* _GIVEN RECORDS_
***

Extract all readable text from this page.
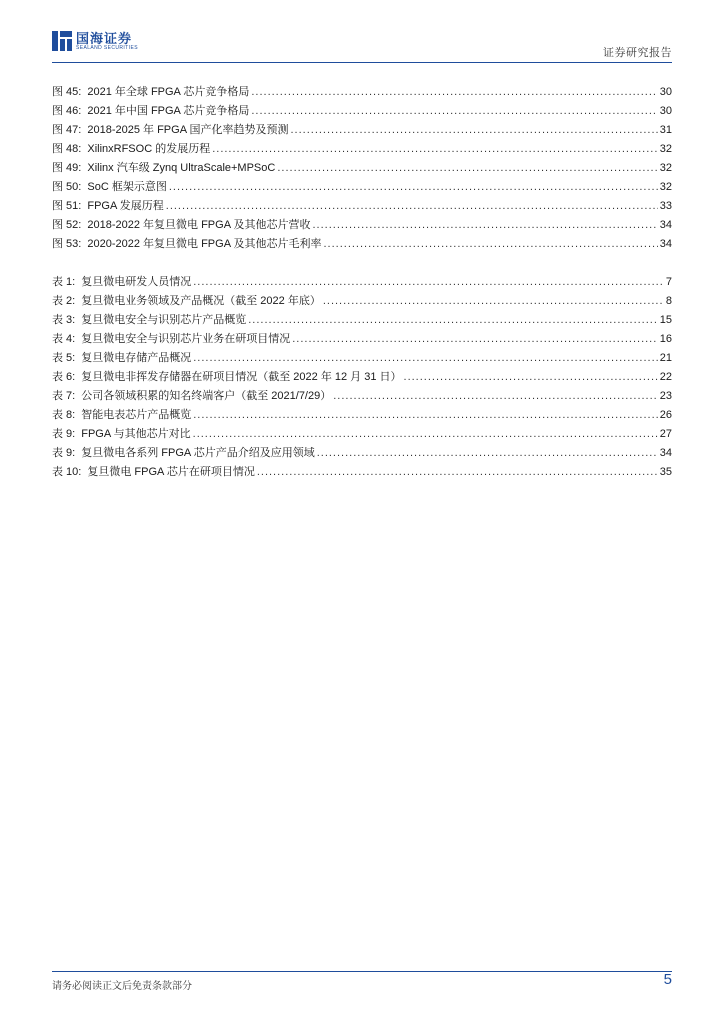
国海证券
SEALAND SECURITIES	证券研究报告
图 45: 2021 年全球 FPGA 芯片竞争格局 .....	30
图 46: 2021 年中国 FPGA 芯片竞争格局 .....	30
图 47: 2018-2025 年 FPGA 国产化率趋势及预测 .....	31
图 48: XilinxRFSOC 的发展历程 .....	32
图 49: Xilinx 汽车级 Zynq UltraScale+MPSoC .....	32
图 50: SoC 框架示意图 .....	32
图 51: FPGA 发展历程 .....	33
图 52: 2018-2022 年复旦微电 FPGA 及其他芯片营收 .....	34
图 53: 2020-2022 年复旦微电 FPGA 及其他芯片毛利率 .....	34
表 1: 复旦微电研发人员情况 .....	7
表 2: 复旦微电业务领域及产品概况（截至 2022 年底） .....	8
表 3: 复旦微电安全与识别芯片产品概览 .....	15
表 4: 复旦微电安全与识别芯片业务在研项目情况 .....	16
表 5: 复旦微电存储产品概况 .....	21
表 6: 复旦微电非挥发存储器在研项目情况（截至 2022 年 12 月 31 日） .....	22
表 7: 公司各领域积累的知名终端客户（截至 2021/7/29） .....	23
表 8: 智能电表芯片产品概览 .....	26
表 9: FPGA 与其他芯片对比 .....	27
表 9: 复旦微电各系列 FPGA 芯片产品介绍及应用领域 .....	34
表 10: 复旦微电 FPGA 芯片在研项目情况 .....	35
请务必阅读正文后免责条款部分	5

***

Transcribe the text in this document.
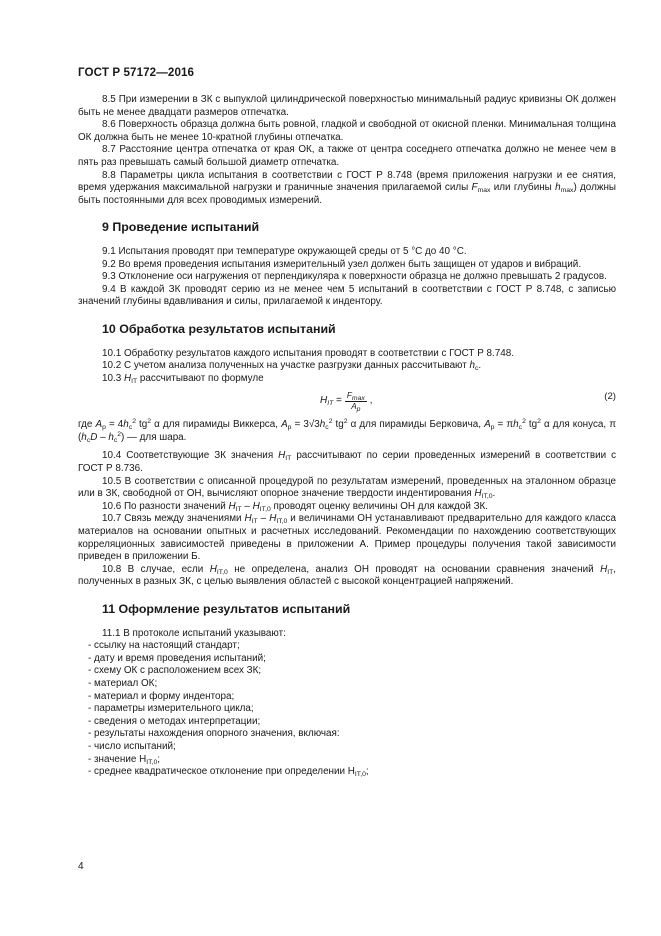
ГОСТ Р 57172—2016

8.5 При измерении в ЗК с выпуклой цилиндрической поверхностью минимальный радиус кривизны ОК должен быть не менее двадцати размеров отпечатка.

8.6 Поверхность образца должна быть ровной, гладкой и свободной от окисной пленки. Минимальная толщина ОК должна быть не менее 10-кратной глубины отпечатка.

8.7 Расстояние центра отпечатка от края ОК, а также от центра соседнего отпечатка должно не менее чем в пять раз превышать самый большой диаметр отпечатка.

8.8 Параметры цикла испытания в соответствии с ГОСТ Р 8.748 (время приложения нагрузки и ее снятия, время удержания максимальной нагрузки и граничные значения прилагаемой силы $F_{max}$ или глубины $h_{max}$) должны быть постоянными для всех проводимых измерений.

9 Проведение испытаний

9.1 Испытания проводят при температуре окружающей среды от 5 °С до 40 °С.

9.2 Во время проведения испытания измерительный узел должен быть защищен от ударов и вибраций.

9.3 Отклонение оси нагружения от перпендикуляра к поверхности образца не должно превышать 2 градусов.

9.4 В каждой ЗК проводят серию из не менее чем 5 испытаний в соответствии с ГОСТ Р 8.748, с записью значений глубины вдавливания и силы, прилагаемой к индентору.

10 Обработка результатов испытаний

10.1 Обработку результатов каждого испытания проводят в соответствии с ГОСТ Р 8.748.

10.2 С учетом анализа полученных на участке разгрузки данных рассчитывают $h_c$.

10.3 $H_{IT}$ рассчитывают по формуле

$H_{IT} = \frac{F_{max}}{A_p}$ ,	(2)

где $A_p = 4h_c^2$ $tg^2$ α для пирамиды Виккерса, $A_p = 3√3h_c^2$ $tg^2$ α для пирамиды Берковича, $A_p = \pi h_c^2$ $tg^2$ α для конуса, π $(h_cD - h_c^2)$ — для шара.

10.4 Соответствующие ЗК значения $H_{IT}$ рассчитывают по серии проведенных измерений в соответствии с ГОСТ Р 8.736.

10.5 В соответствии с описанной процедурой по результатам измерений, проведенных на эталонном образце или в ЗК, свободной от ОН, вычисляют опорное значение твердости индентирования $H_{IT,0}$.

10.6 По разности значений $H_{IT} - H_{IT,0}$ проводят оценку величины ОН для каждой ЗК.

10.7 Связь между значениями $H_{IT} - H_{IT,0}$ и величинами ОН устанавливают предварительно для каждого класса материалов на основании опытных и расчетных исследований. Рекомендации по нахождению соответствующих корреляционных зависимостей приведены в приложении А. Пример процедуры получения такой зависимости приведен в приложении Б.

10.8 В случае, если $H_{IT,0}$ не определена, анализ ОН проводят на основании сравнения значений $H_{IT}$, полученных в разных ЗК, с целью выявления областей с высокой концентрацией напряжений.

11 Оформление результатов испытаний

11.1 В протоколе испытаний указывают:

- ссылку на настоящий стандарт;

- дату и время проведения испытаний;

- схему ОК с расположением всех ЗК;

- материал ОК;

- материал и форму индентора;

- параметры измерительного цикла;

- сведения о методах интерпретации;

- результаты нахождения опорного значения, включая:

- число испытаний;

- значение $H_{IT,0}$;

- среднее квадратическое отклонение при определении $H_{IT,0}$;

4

***

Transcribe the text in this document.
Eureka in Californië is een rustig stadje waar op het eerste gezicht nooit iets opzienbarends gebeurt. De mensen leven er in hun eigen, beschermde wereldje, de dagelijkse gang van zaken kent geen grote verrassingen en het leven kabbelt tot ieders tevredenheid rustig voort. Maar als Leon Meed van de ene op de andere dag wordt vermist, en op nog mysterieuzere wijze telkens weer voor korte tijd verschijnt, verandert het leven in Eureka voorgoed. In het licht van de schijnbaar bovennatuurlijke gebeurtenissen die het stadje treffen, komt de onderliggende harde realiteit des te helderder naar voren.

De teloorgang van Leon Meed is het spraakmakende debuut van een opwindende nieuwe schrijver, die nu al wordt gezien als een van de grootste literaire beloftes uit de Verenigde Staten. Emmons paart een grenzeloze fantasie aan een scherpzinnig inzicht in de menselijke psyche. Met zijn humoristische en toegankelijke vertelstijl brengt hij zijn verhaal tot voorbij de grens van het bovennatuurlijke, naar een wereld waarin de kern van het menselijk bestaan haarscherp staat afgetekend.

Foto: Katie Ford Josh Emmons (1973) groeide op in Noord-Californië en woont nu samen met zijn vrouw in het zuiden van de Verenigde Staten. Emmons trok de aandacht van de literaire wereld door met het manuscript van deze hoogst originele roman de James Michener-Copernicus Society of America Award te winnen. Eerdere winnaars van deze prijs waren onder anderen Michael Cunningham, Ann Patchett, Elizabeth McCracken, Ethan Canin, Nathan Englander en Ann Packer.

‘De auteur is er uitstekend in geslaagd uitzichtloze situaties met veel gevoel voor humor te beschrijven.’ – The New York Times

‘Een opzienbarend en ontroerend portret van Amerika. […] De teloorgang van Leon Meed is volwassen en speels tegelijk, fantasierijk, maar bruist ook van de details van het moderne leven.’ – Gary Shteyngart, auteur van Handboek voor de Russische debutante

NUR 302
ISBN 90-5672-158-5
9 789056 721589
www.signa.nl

***

Pick out each line containing "должно" and report it.

* _SOLUTION TO THE EXERCISE_
8.7 Расстояние центра отпечатка от края ОК, а также от центра соседнего отпечатка должно не менее чем в пять раз превышать самый большой диаметр отпечатка.
9.3 Отклонение оси нагружения от перпендикуляра к поверхности образца не должно превышать 2 градусов.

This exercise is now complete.